• 提供された文章:
·····

その頃のAさんは今みたいに穏やかでなく、本家の人達をあまりよく思っていなかったらしい。

俺の住んでる辺りは田舎だから、本家と分家の間に封建時代の主従のような絶対的な力関係が

あるのかと思いきやそうではなく、本家と分家の当主同士が気軽に飲みに行くなんていう

普通に仲の良い親戚関係だそうだ。(旧家にありがちな政治権力とも距離を置いている一族

なので、金や権力についてのもめごとが無いのも一因だろうとはAさんの談)

本家の持つ特権は、あくまでも本家が祀る神社の祭祀に限られているとの事。

じゃあなんでその頃のAさんは本家の人達をよく思っていなかったのか?

分家と言うだけで、根拠の無い劣等感があり、若さゆえに反発せずにはいられなかったことも

あるが、Aさん達分家の人達とその本家の人達の間にある差が原因にあったという。

·····

• 提供されたデータ行:
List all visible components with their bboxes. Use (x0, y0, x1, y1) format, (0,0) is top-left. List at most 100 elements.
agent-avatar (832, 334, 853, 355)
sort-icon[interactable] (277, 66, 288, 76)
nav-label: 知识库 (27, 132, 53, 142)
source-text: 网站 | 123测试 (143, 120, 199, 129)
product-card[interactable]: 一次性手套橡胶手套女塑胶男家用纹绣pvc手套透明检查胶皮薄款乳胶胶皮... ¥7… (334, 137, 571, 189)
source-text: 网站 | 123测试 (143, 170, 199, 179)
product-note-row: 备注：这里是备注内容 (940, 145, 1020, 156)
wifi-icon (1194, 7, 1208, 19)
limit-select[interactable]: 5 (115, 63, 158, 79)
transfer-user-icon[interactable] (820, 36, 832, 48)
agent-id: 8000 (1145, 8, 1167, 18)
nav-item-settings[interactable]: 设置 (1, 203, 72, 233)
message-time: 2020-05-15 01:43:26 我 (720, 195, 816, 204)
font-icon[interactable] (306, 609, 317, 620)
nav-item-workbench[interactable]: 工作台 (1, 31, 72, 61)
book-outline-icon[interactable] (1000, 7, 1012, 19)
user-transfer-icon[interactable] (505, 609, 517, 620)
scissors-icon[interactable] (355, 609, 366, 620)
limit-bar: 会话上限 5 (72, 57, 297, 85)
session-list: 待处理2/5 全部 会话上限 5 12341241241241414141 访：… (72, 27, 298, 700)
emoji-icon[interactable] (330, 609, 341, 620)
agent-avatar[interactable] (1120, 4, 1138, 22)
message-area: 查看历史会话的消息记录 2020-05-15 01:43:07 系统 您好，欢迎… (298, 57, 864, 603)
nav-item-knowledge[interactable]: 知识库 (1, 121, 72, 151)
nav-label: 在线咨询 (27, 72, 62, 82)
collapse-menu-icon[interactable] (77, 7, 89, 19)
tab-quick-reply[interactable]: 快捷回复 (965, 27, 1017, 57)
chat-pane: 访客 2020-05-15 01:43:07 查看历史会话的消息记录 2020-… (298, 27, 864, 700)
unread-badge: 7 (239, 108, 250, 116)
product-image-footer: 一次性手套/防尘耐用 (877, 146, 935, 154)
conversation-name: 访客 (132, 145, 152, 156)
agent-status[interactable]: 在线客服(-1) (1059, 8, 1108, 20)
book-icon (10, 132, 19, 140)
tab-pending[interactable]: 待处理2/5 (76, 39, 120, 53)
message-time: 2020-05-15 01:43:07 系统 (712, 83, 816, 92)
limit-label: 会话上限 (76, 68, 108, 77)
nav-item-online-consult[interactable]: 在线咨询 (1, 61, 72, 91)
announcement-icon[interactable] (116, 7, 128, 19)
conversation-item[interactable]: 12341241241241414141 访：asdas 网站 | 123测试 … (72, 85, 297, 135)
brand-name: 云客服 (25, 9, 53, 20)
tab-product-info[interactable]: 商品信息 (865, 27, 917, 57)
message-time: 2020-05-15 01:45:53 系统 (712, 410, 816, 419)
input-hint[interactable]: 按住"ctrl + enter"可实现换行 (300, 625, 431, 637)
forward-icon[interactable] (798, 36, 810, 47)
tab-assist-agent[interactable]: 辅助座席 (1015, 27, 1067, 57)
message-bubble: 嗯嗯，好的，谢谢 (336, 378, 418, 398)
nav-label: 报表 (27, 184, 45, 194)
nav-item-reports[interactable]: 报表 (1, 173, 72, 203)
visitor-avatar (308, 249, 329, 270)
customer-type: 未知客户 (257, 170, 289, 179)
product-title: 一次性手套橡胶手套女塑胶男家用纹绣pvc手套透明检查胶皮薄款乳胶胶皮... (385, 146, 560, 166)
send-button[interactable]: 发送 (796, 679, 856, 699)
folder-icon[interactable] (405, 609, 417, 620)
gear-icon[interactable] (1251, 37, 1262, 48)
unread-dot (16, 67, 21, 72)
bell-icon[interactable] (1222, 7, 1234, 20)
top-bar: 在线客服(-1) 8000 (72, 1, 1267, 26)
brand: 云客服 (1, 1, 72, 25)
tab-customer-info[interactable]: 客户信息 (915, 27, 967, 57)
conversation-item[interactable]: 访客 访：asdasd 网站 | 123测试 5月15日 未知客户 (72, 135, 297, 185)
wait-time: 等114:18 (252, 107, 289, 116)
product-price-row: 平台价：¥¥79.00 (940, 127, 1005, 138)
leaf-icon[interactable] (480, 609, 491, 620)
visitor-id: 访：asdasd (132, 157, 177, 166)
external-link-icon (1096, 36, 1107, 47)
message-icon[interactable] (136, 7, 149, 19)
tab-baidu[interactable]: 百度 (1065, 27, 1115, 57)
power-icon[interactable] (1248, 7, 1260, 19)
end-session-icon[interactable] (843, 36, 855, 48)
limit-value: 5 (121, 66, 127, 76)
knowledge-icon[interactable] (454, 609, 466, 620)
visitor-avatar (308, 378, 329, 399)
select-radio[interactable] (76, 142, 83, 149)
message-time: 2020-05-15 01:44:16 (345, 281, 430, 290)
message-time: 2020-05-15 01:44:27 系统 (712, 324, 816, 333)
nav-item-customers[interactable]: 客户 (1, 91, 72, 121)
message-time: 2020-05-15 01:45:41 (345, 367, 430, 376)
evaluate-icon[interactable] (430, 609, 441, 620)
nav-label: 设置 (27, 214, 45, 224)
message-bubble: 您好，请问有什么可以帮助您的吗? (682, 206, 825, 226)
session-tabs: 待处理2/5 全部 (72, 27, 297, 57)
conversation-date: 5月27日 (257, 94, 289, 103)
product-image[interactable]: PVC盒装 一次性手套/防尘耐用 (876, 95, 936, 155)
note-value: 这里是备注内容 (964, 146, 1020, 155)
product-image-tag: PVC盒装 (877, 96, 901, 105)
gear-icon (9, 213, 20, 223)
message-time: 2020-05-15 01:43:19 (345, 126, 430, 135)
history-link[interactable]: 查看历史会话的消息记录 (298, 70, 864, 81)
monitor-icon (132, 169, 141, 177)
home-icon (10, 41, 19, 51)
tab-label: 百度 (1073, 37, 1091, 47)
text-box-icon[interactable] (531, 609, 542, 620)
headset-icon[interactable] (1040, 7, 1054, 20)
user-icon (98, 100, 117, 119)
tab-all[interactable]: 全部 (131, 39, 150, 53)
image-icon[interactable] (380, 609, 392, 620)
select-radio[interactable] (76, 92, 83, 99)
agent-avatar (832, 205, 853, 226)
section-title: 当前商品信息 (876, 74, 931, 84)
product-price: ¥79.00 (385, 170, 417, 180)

·····

• 課題の指示:
1. 本家と分家の関係を述べた文章で、両家の間に金や権力をめぐるもめごとが無い理由としてAさんが挙げていることを、1〜3文で説明せよ。
2. 本家と分家の関係を述べた文章によると、本家の持つ特権は何に限られているか。
3. 本家と分家の関係を述べた文章の最後の文に続けて、その先を書き進めよ。
データ行はこの課題にはまったく関係しない。

• 課題ごとの解答:
1. 一族が旧家にありがちな政治権力から距離を置いているためだと、Aさんは考えている。Aさんは、それが本家と分家が普通に仲の良い親戚関係でいられる一因だろうと話している。

2. 本家が祀る神社の祭祀に限られている。

3.
Aさん達分家も本家も、長い歴史を持つ神職の一族(本家に至っては、記録にある部分だけでも

1300年以上続いてる家系。某国風土記の平安期写本にも本家に関連する記載があるらしい)

で、余所から嫁または婿に来た人以外は全員、昔からの巫覡の体質を受け継いでおり、

成り行きこの世のものならざるものが視えるそうだ。

そこで分家と本家の差の話が出てくるんだが、本家の人達は本家が祀る神社の神様からの加護を

受けており、当主と次期当主に至っては、特に強力に護られているらしく、身の回りに霊とか

その他のよくないモノが全く近づけないため、まったく目にしなくなる程だそうだ。

それ故、子供の頃からそういうもの時々に目にしており、苦労して対処を身につけたAさんから

すれば、生まれた家が本家と言うだけで無条件に守られていることに納得がいかなかったらしい。

本家の本家たる所以は、本家が祀る神様との関係にある。本家はある神社(X神社とする)を

管理しており、分家も神社(Y神社とする)を管理する立場にあるが、X神社とY神社とは

別にもう一つ神社(Z神社とする)が存在する。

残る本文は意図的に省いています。